Configuration File Description

Resumable training handles public faults by level. ClusterD obtains the fault code of the current fault and handles the fault based on the fault level configured in publicFaultConfiguration.json. In special cases, if ClusterD receives an unidentified fault code (not saved in the configuration file), the fault is discarded.

publicFaultConfiguration.json is the system configuration file of public faults. Do not modify it unless otherwise specified. If you need to change the severity and sender of a public fault, you can write the custom configuration file publicCustomization.json in /user1/mindx-dl/clusterd. The file path can be configured. The configuration method is as follows.

  • publicCustomization.json is stored in /user1/mindx-dl/clusterd (default host path) in the container. It cannot be modified or contain soft links.
  • You can configure the host path as required by modifying the host mount path of the config-clusterd volume in the YAML file for starting ClusterD.
  • If there are multiple master nodes, you are advised to synchronize the latest publicCustomization.json file on each master node. This prevents ClusterD from being scheduled to another master node after restart and the custom fault configuration file from being lost.

• [Dataset section]
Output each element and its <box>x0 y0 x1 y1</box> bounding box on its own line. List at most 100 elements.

• [Written exercise 1] In the ClusterD fault configuration text, what happens when ClusterD receives a fault code that is not saved in the configuration file?
• [Written exercise 2] Please change the ClusterD fault configuration text, starting at "Resumable training handles" and ending at "contain soft links.", so that "discarded" becomes "ignored".
• [Written exercise 3] Write what comes next in the ClusterD fault configuration text, picking up after its last sentence.
The lines play no role in this work.

• [Output 1] The fault is discarded.

• [Output 2]
Resumable training handles public faults by level. ClusterD obtains the fault code of the current fault and handles the fault based on the fault level configured in publicFaultConfiguration.json. In special cases, if ClusterD receives an unidentified fault code (not saved in the configuration file), the fault is ignored.

publicFaultConfiguration.json is the system configuration file of public faults. Do not modify it unless otherwise specified. If you need to change the severity and sender of a public fault, you can write the custom configuration file publicCustomization.json in /user1/mindx-dl/clusterd. The file path can be configured. The configuration method is as follows.

  • publicCustomization.json is stored in /user1/mindx-dl/clusterd (default host path) in the container. It cannot be modified or contain soft links.

• [Output 3]
Table 1 Fault handling policy description

Fault Level

Fault Handling Policy

Rescheduling

NotHandleFault

No handling is required.

No handling is required.

SeparateNPU

Faults cannot be rectified. Corresponding processors need to be isolated.

Isolate the corresponding processor, and reschedule the related job.

SubHealthFault

See subHealthyStrategy in the job YAML file (Table 1).

If the processor is subhealthy, rectify the fault based on Job YAML Configuration Example.

NOTE:

If a fault of another severity level occurs on the processor, SubHealthFault does not affect the handling of that fault.

PreSeparateNPU

Services are not affected for the time being. No job will be scheduled to the processor.

Pre-isolate the processor.

Table 2 publicFaultConfiguration.json fields

Parameter

Description

publicFaultCode

Configurations related to public fault codes

publicFaultResource

Configurations related to public fault senders

Table 3 publicFaultCode fields

Parameter

Description

NotHandleFaultCodes

Fault code whose fault level is NotHandleFault.

SubHealthFaultCodes

Fault code whose fault level is SubHealthFault.

SeparateNPUCodes

Fault code whose fault level is SeparateNPU.

PreSeparateNPUCodes

Fault code whose fault level is PreSeparateNPU.

Fault Code Description

The fault code of a public fault consists of nine bits, which are described as follows.

Table 4 Fault code description

Bit

Description

Value

1

Fault type

0: processor fault

1: node fault

2: network fault

3: storage fault

2

Default fault level

0: NotHandleFault

1: SubHealthFault

2: SeparateNPU

3 and 4

Reserved for extension

00 for now

5

Whether the fault code in the sixth to ninth bits is user-defined to avoid conflicts

0: defined in the release package

1: user-defined

6-9

Decimal fault code

Example: 1001

Example:

0100 01001: processor fault with fault code 1001 at the SubHealthFault level, which is defined in the release package.

1000 11002: node fault with fault code 1002 at the NotHandleFault level, which is user-defined.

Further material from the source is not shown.